#### DATA LISTING ####

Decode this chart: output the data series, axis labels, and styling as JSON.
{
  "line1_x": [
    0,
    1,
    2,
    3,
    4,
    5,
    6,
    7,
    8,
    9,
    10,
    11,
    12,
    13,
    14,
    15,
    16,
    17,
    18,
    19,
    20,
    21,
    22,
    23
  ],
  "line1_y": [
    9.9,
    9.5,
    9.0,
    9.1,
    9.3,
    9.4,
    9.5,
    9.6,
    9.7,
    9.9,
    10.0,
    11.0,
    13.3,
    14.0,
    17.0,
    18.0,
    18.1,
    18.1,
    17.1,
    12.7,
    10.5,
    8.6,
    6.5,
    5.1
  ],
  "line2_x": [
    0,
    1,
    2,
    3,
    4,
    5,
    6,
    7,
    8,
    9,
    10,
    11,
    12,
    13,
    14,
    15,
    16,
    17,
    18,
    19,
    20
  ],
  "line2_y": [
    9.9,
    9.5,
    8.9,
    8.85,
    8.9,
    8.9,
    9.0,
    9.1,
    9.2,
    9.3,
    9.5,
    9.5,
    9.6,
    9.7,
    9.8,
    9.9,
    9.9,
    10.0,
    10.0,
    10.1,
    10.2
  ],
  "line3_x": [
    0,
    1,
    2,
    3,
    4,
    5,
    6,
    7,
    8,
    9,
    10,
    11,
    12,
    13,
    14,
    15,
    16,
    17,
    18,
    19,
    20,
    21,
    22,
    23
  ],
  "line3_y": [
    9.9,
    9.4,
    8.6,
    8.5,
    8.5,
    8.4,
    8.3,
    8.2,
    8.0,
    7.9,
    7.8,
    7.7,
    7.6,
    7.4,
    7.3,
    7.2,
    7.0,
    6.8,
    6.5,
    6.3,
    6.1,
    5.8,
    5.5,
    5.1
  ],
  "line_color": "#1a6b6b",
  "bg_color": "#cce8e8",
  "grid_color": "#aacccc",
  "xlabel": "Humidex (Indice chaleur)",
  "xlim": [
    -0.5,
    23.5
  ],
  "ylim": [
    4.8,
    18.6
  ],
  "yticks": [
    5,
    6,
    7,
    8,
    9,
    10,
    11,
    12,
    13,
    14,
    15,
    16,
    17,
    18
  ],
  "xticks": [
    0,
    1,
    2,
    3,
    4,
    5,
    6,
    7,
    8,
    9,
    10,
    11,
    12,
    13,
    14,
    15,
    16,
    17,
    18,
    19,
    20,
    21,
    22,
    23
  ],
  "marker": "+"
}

####

STATED TASK:
Repeat the material above in full, exactly as it stands.

TASK RESULT:
Decode this chart: output the data series, axis labels, and styling as JSON.
{
  "line1_x": [
    0,
    1,
    2,
    3,
    4,
    5,
    6,
    7,
    8,
    9,
    10,
    11,
    12,
    13,
    14,
    15,
    16,
    17,
    18,
    19,
    20,
    21,
    22,
    23
  ],
  "line1_y": [
    9.9,
    9.5,
    9.0,
    9.1,
    9.3,
    9.4,
    9.5,
    9.6,
    9.7,
    9.9,
    10.0,
    11.0,
    13.3,
    14.0,
    17.0,
    18.0,
    18.1,
    18.1,
    17.1,
    12.7,
    10.5,
    8.6,
    6.5,
    5.1
  ],
  "line2_x": [
    0,
    1,
    2,
    3,
    4,
    5,
    6,
    7,
    8,
    9,
    10,
    11,
    12,
    13,
    14,
    15,
    16,
    17,
    18,
    19,
    20
  ],
  "line2_y": [
    9.9,
    9.5,
    8.9,
    8.85,
    8.9,
    8.9,
    9.0,
    9.1,
    9.2,
    9.3,
    9.5,
    9.5,
    9.6,
    9.7,
    9.8,
    9.9,
    9.9,
    10.0,
    10.0,
    10.1,
    10.2
  ],
  "line3_x": [
    0,
    1,
    2,
    3,
    4,
    5,
    6,
    7,
    8,
    9,
    10,
    11,
    12,
    13,
    14,
    15,
    16,
    17,
    18,
    19,
    20,
    21,
    22,
    23
  ],
  "line3_y": [
    9.9,
    9.4,
    8.6,
    8.5,
    8.5,
    8.4,
    8.3,
    8.2,
    8.0,
    7.9,
    7.8,
    7.7,
    7.6,
    7.4,
    7.3,
    7.2,
    7.0,
    6.8,
    6.5,
    6.3,
    6.1,
    5.8,
    5.5,
    5.1
  ],
  "line_color": "#1a6b6b",
  "bg_color": "#cce8e8",
  "grid_color": "#aacccc",
  "xlabel": "Humidex (Indice chaleur)",
  "xlim": [
    -0.5,
    23.5
  ],
  "ylim": [
    4.8,
    18.6
  ],
  "yticks": [
    5,
    6,
    7,
    8,
    9,
    10,
    11,
    12,
    13,
    14,
    15,
    16,
    17,
    18
  ],
  "xticks": [
    0,
    1,
    2,
    3,
    4,
    5,
    6,
    7,
    8,
    9,
    10,
    11,
    12,
    13,
    14,
    15,
    16,
    17,
    18,
    19,
    20,
    21,
    22,
    23
  ],
  "marker": "+"
}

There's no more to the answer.